[Recorded data]

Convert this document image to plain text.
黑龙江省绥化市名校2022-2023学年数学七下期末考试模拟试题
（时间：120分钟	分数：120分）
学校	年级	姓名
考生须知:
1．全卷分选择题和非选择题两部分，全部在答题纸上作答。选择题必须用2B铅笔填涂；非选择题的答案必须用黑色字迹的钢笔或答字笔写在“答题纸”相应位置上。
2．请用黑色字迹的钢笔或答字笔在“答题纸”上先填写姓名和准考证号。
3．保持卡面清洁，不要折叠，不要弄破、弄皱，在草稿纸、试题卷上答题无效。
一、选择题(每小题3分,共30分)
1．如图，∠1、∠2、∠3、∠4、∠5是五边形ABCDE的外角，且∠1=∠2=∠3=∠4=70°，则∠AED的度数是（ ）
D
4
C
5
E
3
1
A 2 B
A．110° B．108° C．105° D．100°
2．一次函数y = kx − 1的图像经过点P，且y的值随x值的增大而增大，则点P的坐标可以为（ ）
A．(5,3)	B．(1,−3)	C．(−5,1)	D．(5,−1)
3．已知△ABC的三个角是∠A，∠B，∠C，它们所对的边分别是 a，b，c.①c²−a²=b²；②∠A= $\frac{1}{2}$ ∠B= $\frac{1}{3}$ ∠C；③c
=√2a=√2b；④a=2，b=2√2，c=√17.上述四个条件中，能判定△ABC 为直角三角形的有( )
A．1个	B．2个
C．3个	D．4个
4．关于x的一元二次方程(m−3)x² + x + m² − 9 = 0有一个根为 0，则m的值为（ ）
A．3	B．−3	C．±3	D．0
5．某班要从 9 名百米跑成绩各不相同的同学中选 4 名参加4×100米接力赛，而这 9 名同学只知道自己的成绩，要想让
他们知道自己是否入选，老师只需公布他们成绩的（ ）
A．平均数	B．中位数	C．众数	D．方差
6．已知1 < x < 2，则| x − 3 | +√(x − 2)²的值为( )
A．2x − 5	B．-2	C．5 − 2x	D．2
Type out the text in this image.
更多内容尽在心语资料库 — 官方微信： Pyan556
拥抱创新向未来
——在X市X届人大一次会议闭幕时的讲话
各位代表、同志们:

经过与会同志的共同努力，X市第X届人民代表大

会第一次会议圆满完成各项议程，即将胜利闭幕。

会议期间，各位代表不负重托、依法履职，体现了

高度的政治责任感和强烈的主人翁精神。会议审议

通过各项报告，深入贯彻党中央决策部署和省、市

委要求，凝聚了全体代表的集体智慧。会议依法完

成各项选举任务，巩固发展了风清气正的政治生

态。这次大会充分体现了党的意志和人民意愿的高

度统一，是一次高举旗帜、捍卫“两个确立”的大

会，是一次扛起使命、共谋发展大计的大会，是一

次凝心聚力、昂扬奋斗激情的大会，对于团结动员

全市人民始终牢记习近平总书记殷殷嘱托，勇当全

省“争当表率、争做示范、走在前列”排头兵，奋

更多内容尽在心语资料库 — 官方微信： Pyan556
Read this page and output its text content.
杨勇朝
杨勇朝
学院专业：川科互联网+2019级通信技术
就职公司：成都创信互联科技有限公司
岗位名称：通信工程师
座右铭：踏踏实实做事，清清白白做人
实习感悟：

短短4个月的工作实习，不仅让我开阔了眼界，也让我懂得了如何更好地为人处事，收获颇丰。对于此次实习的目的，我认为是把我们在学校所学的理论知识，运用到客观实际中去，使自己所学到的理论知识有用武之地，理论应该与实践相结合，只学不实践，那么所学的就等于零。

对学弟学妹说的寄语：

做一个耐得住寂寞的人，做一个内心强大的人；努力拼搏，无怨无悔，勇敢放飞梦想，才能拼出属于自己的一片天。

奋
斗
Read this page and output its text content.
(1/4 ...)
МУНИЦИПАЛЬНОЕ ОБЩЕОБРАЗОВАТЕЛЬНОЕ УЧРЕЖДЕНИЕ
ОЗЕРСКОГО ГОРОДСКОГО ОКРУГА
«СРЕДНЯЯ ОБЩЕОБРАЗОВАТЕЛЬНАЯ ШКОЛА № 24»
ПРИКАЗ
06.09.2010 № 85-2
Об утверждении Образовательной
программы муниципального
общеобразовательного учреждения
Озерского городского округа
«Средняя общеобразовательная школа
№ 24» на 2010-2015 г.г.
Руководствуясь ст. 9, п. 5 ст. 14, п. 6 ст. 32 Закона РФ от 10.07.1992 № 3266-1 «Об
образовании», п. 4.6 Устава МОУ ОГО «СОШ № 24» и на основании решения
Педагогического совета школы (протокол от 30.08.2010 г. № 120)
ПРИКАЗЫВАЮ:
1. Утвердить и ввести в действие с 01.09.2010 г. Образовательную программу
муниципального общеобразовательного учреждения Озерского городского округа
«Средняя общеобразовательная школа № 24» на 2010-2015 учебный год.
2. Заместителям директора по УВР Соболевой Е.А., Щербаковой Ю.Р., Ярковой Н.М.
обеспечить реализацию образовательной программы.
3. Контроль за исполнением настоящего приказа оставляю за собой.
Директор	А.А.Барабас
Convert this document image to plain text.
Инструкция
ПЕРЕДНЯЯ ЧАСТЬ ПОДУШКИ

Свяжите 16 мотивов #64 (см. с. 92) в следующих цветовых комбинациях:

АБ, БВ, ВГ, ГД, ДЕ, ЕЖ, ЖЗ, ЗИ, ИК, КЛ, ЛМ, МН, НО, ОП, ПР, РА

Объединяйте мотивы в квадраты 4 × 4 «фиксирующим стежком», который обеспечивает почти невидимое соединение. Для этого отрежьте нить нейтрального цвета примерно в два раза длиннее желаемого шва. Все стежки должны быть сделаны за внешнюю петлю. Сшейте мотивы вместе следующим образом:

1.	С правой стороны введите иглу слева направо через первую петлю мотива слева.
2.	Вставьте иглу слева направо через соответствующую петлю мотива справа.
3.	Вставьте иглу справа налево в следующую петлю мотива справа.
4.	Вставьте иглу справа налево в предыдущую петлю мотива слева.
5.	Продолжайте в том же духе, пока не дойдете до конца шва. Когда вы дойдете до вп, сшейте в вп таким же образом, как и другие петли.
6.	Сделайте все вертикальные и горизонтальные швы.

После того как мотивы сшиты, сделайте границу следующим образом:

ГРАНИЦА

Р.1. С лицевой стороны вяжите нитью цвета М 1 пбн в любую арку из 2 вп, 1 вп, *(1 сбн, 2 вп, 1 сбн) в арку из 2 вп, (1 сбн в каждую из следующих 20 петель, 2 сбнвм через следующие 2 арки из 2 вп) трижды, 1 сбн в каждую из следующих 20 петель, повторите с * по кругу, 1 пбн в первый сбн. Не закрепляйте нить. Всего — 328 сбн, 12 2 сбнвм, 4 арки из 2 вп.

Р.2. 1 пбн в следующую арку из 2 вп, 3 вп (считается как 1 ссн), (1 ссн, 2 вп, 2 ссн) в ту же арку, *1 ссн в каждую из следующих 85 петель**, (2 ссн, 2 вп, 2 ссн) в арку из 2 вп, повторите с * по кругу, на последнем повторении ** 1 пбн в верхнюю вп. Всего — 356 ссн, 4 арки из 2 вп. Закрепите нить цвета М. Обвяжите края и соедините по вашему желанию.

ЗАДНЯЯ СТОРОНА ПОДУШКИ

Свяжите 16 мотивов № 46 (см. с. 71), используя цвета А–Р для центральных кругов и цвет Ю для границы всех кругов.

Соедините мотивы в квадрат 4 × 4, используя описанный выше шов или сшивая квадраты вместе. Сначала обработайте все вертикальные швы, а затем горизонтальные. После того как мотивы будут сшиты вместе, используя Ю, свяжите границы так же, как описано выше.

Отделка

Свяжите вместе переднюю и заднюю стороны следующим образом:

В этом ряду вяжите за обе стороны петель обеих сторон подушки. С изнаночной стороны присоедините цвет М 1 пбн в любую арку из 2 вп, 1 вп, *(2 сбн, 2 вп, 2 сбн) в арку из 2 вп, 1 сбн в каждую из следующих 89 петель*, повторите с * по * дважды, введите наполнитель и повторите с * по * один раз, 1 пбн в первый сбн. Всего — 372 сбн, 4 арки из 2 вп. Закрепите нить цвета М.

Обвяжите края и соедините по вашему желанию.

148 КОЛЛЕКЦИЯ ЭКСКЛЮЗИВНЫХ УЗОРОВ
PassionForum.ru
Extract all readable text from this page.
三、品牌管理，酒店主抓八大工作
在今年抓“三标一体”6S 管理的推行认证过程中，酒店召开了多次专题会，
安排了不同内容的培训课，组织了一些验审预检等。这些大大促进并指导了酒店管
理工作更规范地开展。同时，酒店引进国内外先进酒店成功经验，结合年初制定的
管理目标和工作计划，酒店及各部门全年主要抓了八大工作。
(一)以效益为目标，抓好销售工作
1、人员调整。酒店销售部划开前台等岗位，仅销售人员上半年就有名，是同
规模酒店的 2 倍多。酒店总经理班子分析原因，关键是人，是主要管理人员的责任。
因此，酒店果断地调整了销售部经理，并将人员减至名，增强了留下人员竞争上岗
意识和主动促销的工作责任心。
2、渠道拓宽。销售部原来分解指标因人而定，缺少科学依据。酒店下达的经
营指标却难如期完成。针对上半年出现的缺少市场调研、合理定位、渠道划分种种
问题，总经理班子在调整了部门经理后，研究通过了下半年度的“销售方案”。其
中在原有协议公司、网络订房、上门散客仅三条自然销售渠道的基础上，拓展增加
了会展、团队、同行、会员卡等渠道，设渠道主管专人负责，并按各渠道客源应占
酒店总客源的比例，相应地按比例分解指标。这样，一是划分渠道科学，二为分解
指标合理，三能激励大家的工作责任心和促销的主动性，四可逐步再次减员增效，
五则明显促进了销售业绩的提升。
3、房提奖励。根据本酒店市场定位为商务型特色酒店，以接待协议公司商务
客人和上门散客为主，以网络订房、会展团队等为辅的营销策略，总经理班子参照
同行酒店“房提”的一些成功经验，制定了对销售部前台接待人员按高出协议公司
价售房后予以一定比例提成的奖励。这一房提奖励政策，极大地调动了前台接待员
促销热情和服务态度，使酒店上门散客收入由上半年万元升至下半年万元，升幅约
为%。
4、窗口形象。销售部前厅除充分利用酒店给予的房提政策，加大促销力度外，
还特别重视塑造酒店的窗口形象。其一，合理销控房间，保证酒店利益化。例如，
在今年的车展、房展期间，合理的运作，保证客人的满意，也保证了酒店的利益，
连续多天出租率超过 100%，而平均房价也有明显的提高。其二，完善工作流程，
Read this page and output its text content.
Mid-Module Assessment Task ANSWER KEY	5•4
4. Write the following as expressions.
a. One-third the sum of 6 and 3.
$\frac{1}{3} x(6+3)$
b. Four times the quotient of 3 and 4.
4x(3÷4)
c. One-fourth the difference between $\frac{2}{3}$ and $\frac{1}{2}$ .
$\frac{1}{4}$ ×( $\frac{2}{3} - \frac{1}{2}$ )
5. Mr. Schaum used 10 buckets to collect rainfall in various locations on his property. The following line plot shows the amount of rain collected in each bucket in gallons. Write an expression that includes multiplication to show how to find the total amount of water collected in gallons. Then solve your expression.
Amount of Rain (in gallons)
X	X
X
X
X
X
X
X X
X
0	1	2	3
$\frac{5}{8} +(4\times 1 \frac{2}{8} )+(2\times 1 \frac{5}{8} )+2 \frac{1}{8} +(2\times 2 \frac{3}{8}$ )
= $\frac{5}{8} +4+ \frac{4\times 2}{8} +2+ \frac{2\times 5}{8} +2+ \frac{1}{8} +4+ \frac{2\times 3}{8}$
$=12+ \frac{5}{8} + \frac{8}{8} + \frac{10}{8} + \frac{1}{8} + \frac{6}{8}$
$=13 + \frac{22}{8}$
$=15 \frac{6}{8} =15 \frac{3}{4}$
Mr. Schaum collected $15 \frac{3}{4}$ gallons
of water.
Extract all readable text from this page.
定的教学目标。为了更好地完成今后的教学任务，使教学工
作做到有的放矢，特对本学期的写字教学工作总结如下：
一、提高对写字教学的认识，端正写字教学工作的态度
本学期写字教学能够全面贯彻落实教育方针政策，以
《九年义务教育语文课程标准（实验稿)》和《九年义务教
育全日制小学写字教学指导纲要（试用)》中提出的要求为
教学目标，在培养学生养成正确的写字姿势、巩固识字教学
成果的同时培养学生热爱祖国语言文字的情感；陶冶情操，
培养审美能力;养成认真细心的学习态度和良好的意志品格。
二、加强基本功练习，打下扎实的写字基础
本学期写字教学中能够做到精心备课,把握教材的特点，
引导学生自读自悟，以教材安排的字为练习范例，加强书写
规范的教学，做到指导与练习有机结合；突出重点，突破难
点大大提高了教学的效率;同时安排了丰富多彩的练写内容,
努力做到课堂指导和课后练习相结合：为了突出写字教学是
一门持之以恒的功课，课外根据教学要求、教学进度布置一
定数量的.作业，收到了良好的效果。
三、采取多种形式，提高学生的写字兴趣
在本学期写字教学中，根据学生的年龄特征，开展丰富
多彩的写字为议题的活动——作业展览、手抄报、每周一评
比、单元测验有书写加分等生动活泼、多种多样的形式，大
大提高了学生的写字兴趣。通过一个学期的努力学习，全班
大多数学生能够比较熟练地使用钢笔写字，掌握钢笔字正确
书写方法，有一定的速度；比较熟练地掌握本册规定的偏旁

## Written instruction:
Write down every line of the data above that includes the string "каждую".

## Expected answer:
Р.1. С лицевой стороны вяжите нитью цвета М 1 пбн в любую арку из 2 вп, 1 вп, *(1 сбн, 2 вп, 1 сбн) в арку из 2 вп, (1 сбн в каждую из следующих 20 петель, 2 сбнвм через следующие 2 арки из 2 вп) трижды, 1 сбн в каждую из следующих 20 петель, повторите с * по кругу, 1 пбн в первый сбн. Не закрепляйте нить. Всего — 328 сбн, 12 2 сбнвм, 4 арки из 2 вп.
Р.2. 1 пбн в следующую арку из 2 вп, 3 вп (считается как 1 ссн), (1 ссн, 2 вп, 2 ссн) в ту же арку, *1 ссн в каждую из следующих 85 петель**, (2 ссн, 2 вп, 2 ссн) в арку из 2 вп, повторите с * по кругу, на последнем повторении ** 1 пбн в верхнюю вп. Всего — 356 ссн, 4 арки из 2 вп. Закрепите нить цвета М. Обвяжите края и соедините по вашему желанию.
В этом ряду вяжите за обе стороны петель обеих сторон подушки. С изнаночной стороны присоедините цвет М 1 пбн в любую арку из 2 вп, 1 вп, *(2 сбн, 2 вп, 2 сбн) в арку из 2 вп, 1 сбн в каждую из следующих 89 петель*, повторите с * по * дважды, введите наполнитель и повторите с * по * один раз, 1 пбн в первый сбн. Всего — 372 сбн, 4 арки из 2 вп. Закрепите нить цвета М.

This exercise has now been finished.